* _The task_
Please repeat all of the listing exactly.

===== Records

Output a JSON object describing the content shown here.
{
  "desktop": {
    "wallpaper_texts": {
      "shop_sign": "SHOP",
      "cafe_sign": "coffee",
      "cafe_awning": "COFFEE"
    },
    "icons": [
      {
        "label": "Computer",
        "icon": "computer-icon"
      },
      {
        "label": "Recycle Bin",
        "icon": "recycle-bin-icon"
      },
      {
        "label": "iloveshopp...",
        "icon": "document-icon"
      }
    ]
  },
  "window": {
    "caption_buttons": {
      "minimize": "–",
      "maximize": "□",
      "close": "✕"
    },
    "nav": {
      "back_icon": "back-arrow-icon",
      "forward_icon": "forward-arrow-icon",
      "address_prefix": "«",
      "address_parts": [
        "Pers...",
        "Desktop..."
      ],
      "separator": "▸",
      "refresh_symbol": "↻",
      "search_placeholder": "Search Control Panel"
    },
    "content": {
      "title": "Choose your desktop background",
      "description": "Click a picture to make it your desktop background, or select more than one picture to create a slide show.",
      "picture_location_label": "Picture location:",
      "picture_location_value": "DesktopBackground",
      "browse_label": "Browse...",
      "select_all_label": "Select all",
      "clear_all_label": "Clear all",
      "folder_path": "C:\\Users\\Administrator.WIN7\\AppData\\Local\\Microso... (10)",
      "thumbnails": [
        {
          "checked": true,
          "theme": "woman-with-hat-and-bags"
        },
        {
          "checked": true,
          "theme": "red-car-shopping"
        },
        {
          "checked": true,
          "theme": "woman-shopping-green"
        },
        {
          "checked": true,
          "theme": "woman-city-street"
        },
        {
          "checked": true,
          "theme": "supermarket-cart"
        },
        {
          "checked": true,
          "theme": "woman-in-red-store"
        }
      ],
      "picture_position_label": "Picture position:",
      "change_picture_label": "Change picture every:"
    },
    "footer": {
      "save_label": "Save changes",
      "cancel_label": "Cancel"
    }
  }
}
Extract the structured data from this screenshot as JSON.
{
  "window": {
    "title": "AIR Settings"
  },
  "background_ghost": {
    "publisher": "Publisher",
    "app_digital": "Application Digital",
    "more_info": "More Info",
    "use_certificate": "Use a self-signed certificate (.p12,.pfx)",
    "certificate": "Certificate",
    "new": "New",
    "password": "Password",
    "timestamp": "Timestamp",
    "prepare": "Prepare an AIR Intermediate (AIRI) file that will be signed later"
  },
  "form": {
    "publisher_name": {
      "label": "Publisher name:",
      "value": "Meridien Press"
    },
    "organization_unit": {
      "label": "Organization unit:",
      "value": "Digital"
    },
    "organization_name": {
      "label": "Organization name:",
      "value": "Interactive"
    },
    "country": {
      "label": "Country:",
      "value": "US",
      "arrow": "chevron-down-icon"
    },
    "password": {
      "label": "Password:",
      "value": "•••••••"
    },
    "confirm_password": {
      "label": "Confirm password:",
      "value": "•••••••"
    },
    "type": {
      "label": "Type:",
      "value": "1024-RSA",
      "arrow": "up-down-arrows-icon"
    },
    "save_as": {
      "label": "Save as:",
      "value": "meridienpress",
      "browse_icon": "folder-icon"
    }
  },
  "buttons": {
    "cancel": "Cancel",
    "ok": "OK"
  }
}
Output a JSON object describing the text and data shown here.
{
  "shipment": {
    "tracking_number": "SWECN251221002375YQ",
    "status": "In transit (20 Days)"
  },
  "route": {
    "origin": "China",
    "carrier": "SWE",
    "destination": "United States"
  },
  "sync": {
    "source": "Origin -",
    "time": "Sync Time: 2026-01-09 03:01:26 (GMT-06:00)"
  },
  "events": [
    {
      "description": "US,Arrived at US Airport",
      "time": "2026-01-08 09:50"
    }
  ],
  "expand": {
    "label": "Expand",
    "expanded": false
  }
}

==========

* _Task answer_
Output a JSON object describing the content shown here.
{
  "desktop": {
    "wallpaper_texts": {
      "shop_sign": "SHOP",
      "cafe_sign": "coffee",
      "cafe_awning": "COFFEE"
    },
    "icons": [
      {
        "label": "Computer",
        "icon": "computer-icon"
      },
      {
        "label": "Recycle Bin",
        "icon": "recycle-bin-icon"
      },
      {
        "label": "iloveshopp...",
        "icon": "document-icon"
      }
    ]
  },
  "window": {
    "caption_buttons": {
      "minimize": "–",
      "maximize": "□",
      "close": "✕"
    },
    "nav": {
      "back_icon": "back-arrow-icon",
      "forward_icon": "forward-arrow-icon",
      "address_prefix": "«",
      "address_parts": [
        "Pers...",
        "Desktop..."
      ],
      "separator": "▸",
      "refresh_symbol": "↻",
      "search_placeholder": "Search Control Panel"
    },
    "content": {
      "title": "Choose your desktop background",
      "description": "Click a picture to make it your desktop background, or select more than one picture to create a slide show.",
      "picture_location_label": "Picture location:",
      "picture_location_value": "DesktopBackground",
      "browse_label": "Browse...",
      "select_all_label": "Select all",
      "clear_all_label": "Clear all",
      "folder_path": "C:\\Users\\Administrator.WIN7\\AppData\\Local\\Microso... (10)",
      "thumbnails": [
        {
          "checked": true,
          "theme": "woman-with-hat-and-bags"
        },
        {
          "checked": true,
          "theme": "red-car-shopping"
        },
        {
          "checked": true,
          "theme": "woman-shopping-green"
        },
        {
          "checked": true,
          "theme": "woman-city-street"
        },
        {
          "checked": true,
          "theme": "supermarket-cart"
        },
        {
          "checked": true,
          "theme": "woman-in-red-store"
        }
      ],
      "picture_position_label": "Picture position:",
      "change_picture_label": "Change picture every:"
    },
    "footer": {
      "save_label": "Save changes",
      "cancel_label": "Cancel"
    }
  }
}
Extract the structured data from this screenshot as JSON.
{
  "window": {
    "title": "AIR Settings"
  },
  "background_ghost": {
    "publisher": "Publisher",
    "app_digital": "Application Digital",
    "more_info": "More Info",
    "use_certificate": "Use a self-signed certificate (.p12,.pfx)",
    "certificate": "Certificate",
    "new": "New",
    "password": "Password",
    "timestamp": "Timestamp",
    "prepare": "Prepare an AIR Intermediate (AIRI) file that will be signed later"
  },
  "form": {
    "publisher_name": {
      "label": "Publisher name:",
      "value": "Meridien Press"
    },
    "organization_unit": {
      "label": "Organization unit:",
      "value": "Digital"
    },
    "organization_name": {
      "label": "Organization name:",
      "value": "Interactive"
    },
    "country": {
      "label": "Country:",
      "value": "US",
      "arrow": "chevron-down-icon"
    },
    "password": {
      "label": "Password:",
      "value": "•••••••"
    },
    "confirm_password": {
      "label": "Confirm password:",
      "value": "•••••••"
    },
    "type": {
      "label": "Type:",
      "value": "1024-RSA",
      "arrow": "up-down-arrows-icon"
    },
    "save_as": {
      "label": "Save as:",
      "value": "meridienpress",
      "browse_icon": "folder-icon"
    }
  },
  "buttons": {
    "cancel": "Cancel",
    "ok": "OK"
  }
}
Output a JSON object describing the text and data shown here.
{
  "shipment": {
    "tracking_number": "SWECN251221002375YQ",
    "status": "In transit (20 Days)"
  },
  "route": {
    "origin": "China",
    "carrier": "SWE",
    "destination": "United States"
  },
  "sync": {
    "source": "Origin -",
    "time": "Sync Time: 2026-01-09 03:01:26 (GMT-06:00)"
  },
  "events": [
    {
      "description": "US,Arrived at US Airport",
      "time": "2026-01-08 09:50"
    }
  ],
  "expand": {
    "label": "Expand",
    "expanded": false
  }
}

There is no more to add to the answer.